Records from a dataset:
--- begin ---
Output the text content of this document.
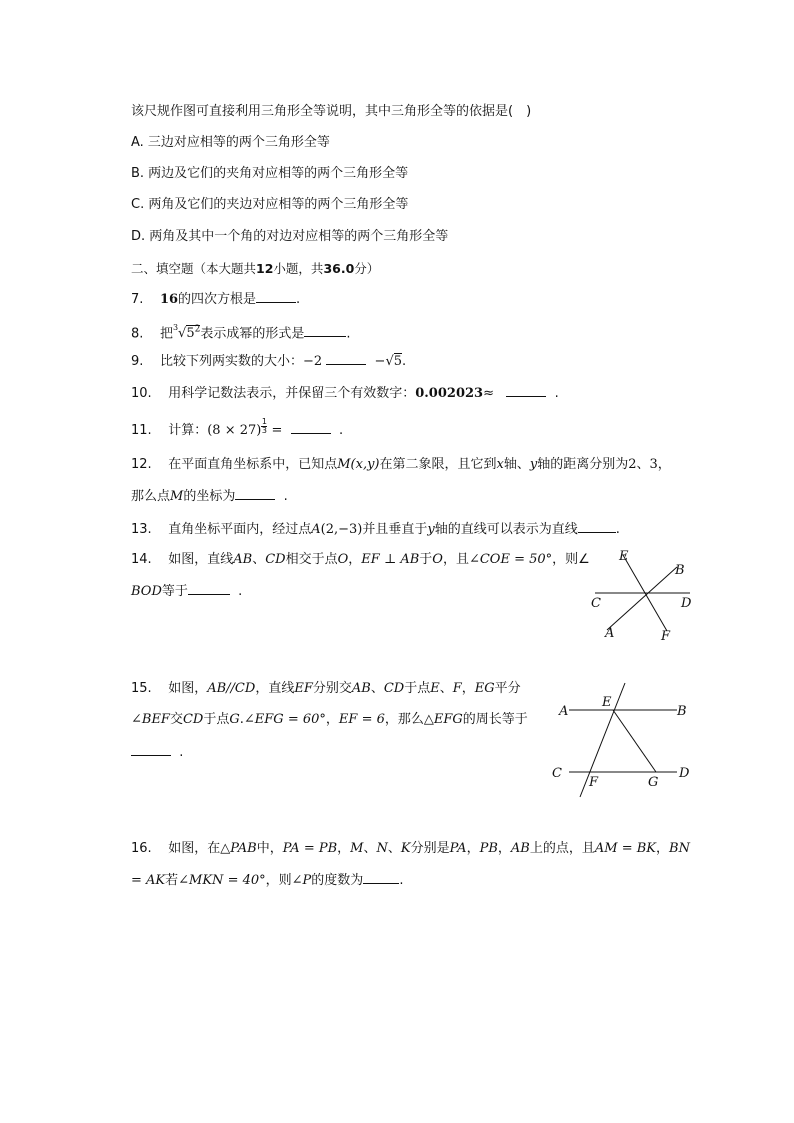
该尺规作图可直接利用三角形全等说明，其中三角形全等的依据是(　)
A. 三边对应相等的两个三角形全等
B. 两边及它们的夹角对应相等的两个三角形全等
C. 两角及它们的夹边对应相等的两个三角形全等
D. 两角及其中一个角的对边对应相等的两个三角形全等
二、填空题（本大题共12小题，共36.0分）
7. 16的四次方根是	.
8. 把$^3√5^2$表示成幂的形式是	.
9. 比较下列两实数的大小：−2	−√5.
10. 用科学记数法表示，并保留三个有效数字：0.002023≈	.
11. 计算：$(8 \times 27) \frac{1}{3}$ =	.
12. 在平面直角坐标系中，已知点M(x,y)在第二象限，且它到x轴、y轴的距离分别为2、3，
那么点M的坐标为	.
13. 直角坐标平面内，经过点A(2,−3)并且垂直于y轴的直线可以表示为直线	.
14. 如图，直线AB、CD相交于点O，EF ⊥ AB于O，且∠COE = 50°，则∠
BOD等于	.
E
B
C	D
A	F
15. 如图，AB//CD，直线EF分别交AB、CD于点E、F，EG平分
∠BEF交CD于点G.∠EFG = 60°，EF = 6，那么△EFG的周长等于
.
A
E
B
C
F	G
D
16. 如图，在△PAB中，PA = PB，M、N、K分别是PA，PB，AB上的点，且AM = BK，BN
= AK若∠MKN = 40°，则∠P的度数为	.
--- end ---
--- begin ---
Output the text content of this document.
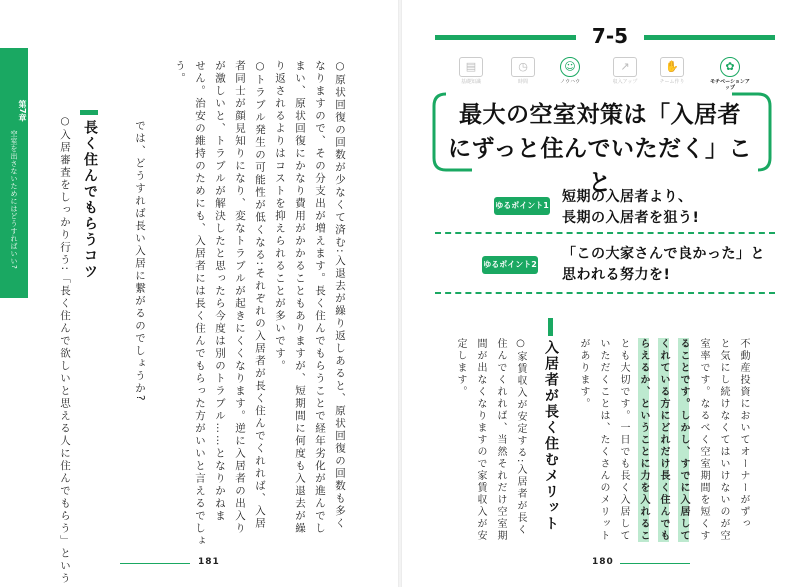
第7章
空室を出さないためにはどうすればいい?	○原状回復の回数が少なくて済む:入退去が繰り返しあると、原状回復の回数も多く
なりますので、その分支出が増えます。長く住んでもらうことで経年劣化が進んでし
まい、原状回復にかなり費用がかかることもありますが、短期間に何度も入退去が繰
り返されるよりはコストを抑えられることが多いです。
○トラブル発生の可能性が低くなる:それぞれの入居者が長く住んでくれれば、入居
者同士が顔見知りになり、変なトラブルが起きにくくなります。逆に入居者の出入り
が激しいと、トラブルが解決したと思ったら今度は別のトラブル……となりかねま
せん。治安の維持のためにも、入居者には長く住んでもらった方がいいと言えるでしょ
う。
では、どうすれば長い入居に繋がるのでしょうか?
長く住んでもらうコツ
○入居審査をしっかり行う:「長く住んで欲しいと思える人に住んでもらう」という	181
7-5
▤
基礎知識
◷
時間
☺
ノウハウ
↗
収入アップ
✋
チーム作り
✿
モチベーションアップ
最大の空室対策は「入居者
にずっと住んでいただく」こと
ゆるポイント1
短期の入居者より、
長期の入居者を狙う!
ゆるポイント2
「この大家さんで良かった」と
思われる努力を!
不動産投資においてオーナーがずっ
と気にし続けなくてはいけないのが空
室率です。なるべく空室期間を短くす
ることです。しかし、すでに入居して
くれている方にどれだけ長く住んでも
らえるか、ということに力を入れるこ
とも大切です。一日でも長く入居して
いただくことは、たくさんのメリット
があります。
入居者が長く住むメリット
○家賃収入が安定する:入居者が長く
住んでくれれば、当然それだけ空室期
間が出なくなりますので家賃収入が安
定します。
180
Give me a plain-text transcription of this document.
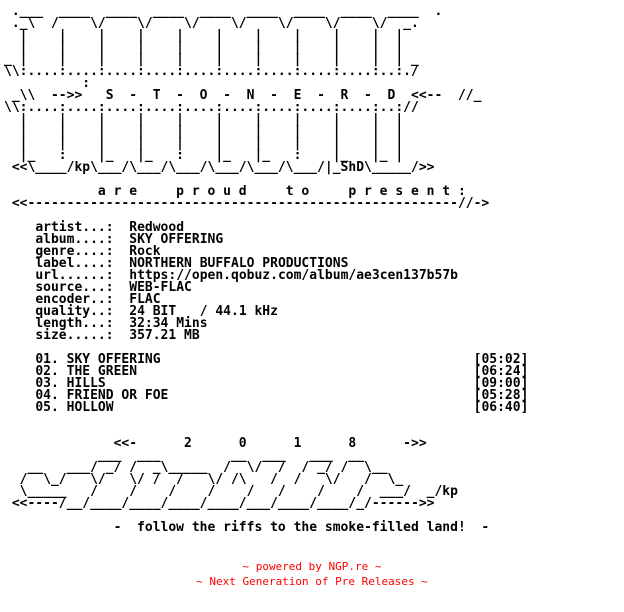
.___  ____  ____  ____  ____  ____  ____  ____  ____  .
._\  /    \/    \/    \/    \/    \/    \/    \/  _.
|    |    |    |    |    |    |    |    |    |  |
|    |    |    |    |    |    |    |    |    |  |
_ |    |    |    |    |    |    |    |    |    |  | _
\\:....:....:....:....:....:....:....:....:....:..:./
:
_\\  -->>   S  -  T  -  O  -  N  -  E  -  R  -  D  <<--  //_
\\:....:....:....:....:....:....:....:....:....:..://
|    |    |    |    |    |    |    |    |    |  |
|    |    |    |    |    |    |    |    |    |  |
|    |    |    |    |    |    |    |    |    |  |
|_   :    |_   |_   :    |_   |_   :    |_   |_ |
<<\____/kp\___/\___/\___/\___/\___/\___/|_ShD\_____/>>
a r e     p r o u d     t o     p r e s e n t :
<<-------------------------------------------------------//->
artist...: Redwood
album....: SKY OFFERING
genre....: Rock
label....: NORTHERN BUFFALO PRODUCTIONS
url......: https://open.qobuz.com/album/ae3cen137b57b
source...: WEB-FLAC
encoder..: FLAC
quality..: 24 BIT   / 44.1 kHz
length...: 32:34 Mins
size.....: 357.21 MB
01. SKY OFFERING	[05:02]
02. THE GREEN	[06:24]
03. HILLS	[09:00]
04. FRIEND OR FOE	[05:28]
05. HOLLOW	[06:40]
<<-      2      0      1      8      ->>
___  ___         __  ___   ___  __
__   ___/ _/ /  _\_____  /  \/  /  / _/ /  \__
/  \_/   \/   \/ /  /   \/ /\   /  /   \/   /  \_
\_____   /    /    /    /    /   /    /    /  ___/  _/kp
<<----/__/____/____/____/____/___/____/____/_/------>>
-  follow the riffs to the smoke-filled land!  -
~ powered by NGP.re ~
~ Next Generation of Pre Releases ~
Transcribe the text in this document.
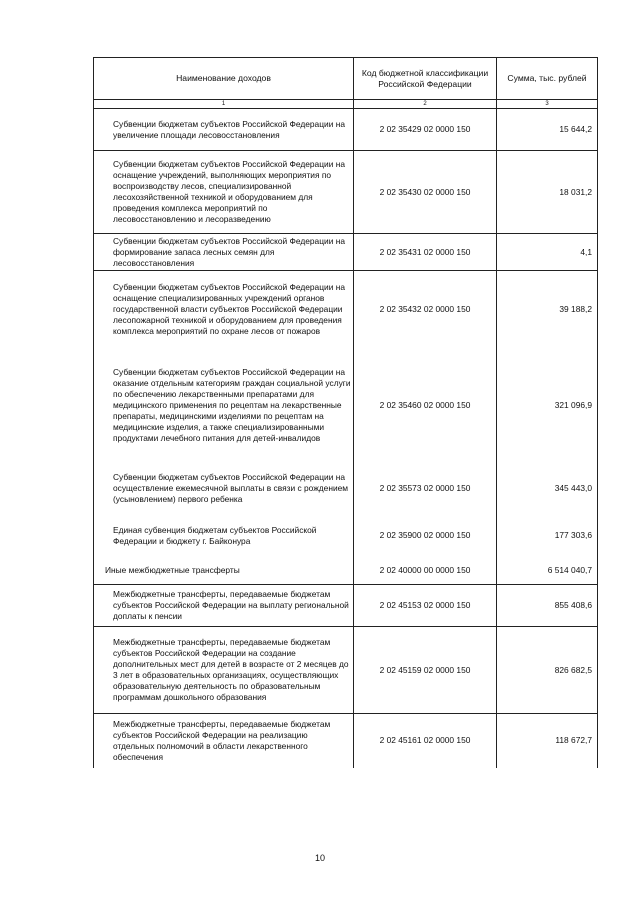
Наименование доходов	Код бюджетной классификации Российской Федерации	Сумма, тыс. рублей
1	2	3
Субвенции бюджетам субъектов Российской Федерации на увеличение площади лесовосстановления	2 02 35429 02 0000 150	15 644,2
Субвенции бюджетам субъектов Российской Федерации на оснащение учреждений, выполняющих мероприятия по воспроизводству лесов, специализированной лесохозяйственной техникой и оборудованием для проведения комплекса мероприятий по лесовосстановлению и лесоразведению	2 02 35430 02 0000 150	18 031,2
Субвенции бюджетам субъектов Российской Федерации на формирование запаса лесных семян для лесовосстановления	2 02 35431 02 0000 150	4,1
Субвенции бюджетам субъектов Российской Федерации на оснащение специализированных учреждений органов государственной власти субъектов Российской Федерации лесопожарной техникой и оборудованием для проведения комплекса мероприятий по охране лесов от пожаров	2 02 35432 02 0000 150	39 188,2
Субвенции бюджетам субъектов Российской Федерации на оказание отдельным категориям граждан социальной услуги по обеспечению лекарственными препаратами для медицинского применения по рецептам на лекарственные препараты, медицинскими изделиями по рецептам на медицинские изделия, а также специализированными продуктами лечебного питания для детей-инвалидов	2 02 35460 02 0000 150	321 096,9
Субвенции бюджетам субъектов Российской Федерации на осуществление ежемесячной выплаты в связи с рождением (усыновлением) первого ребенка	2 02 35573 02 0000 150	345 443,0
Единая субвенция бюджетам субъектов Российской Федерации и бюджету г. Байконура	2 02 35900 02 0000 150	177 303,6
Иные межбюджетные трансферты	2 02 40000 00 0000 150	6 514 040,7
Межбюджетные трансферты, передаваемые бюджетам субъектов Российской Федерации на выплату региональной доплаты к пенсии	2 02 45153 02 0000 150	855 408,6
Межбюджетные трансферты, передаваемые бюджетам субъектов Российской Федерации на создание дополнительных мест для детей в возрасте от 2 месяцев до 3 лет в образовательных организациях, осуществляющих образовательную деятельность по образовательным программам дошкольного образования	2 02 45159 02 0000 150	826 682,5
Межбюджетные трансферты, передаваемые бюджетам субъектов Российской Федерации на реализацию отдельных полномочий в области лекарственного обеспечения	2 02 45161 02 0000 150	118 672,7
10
--- end ---
EXERCISE AIM: Among the lines of the data above, determine how many contain the word "text". Report the number alone.

CORRECT RESULT: 4